__TASK__
Rewrite the data below with every "legend-marker" changed to "legend-key" and nothing else altered.

__RECORDS FOR THE EXERCISE__
>>>

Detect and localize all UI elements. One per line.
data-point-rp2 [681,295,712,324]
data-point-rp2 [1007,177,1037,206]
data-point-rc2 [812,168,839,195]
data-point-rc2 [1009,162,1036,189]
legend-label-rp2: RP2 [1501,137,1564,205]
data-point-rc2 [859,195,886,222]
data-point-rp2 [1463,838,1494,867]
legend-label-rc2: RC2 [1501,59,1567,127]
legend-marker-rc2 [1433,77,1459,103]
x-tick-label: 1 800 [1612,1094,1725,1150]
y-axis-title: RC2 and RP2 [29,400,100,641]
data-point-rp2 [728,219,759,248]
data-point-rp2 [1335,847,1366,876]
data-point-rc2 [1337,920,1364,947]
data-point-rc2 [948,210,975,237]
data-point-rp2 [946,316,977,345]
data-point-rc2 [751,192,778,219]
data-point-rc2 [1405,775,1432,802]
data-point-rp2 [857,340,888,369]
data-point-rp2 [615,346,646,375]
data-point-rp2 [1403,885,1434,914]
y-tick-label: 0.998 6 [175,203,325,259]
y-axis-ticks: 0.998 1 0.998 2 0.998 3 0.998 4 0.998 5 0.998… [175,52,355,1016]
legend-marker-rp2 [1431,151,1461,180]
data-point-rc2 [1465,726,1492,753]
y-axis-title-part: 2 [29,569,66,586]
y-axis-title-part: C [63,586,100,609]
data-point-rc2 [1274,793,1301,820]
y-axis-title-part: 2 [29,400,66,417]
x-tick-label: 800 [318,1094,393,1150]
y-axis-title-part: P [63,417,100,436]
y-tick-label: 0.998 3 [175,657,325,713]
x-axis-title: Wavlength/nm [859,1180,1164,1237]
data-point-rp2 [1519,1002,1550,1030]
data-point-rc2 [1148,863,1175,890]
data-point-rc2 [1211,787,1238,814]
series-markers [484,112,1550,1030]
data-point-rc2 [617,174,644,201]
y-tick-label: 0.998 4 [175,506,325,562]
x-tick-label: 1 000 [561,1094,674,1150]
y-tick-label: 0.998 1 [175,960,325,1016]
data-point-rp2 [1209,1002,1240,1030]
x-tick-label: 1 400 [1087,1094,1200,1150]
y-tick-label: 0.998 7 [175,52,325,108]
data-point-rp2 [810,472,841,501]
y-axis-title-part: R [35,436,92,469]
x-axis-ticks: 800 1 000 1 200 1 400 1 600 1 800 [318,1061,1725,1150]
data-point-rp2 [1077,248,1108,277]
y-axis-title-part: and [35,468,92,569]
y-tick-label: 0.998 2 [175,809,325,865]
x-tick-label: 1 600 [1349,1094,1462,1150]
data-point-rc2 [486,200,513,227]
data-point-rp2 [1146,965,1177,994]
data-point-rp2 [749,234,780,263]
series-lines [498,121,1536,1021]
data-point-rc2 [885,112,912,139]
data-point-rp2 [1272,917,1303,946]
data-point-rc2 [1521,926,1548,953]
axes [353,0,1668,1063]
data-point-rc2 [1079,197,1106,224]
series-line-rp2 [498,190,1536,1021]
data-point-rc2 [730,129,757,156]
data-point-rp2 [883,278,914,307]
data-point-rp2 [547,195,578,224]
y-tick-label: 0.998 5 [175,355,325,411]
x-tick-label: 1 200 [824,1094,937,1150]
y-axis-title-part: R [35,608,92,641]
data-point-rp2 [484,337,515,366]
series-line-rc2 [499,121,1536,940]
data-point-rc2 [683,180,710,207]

<<<

__RESULT OF THE TASK__
Detect and localize all UI elements. One per line.
data-point-rp2 [681,295,712,324]
data-point-rp2 [1007,177,1037,206]
data-point-rc2 [812,168,839,195]
data-point-rc2 [1009,162,1036,189]
legend-label-rp2: RP2 [1501,137,1564,205]
data-point-rc2 [859,195,886,222]
data-point-rp2 [1463,838,1494,867]
legend-label-rc2: RC2 [1501,59,1567,127]
legend-key-rc2 [1433,77,1459,103]
x-tick-label: 1 800 [1612,1094,1725,1150]
y-axis-title: RC2 and RP2 [29,400,100,641]
data-point-rp2 [728,219,759,248]
data-point-rp2 [1335,847,1366,876]
data-point-rc2 [1337,920,1364,947]
data-point-rc2 [948,210,975,237]
data-point-rp2 [946,316,977,345]
data-point-rc2 [751,192,778,219]
data-point-rc2 [1405,775,1432,802]
data-point-rp2 [857,340,888,369]
data-point-rp2 [615,346,646,375]
data-point-rp2 [1403,885,1434,914]
y-tick-label: 0.998 6 [175,203,325,259]
y-axis-ticks: 0.998 1 0.998 2 0.998 3 0.998 4 0.998 5 0.998… [175,52,355,1016]
legend-key-rp2 [1431,151,1461,180]
data-point-rc2 [1465,726,1492,753]
y-axis-title-part: 2 [29,569,66,586]
y-axis-title-part: C [63,586,100,609]
data-point-rc2 [1274,793,1301,820]
y-axis-title-part: 2 [29,400,66,417]
x-tick-label: 800 [318,1094,393,1150]
y-axis-title-part: P [63,417,100,436]
y-tick-label: 0.998 3 [175,657,325,713]
x-axis-title: Wavlength/nm [859,1180,1164,1237]
data-point-rp2 [1519,1002,1550,1030]
data-point-rc2 [1148,863,1175,890]
data-point-rc2 [1211,787,1238,814]
series-markers [484,112,1550,1030]
data-point-rc2 [617,174,644,201]
y-tick-label: 0.998 4 [175,506,325,562]
x-tick-label: 1 000 [561,1094,674,1150]
y-tick-label: 0.998 1 [175,960,325,1016]
data-point-rp2 [1209,1002,1240,1030]
x-tick-label: 1 400 [1087,1094,1200,1150]
y-tick-label: 0.998 7 [175,52,325,108]
data-point-rp2 [810,472,841,501]
y-axis-title-part: R [35,436,92,469]
x-axis-ticks: 800 1 000 1 200 1 400 1 600 1 800 [318,1061,1725,1150]
data-point-rp2 [1077,248,1108,277]
y-axis-title-part: and [35,468,92,569]
y-tick-label: 0.998 2 [175,809,325,865]
x-tick-label: 1 600 [1349,1094,1462,1150]
data-point-rc2 [486,200,513,227]
data-point-rp2 [1146,965,1177,994]
data-point-rp2 [749,234,780,263]
series-lines [498,121,1536,1021]
data-point-rc2 [885,112,912,139]
data-point-rp2 [1272,917,1303,946]
data-point-rc2 [1521,926,1548,953]
axes [353,0,1668,1063]
data-point-rc2 [1079,197,1106,224]
series-line-rp2 [498,190,1536,1021]
data-point-rc2 [730,129,757,156]
data-point-rp2 [883,278,914,307]
data-point-rp2 [547,195,578,224]
y-tick-label: 0.998 5 [175,355,325,411]
x-tick-label: 1 200 [824,1094,937,1150]
y-axis-title-part: R [35,608,92,641]
data-point-rp2 [484,337,515,366]
series-line-rc2 [499,121,1536,940]
data-point-rc2 [683,180,710,207]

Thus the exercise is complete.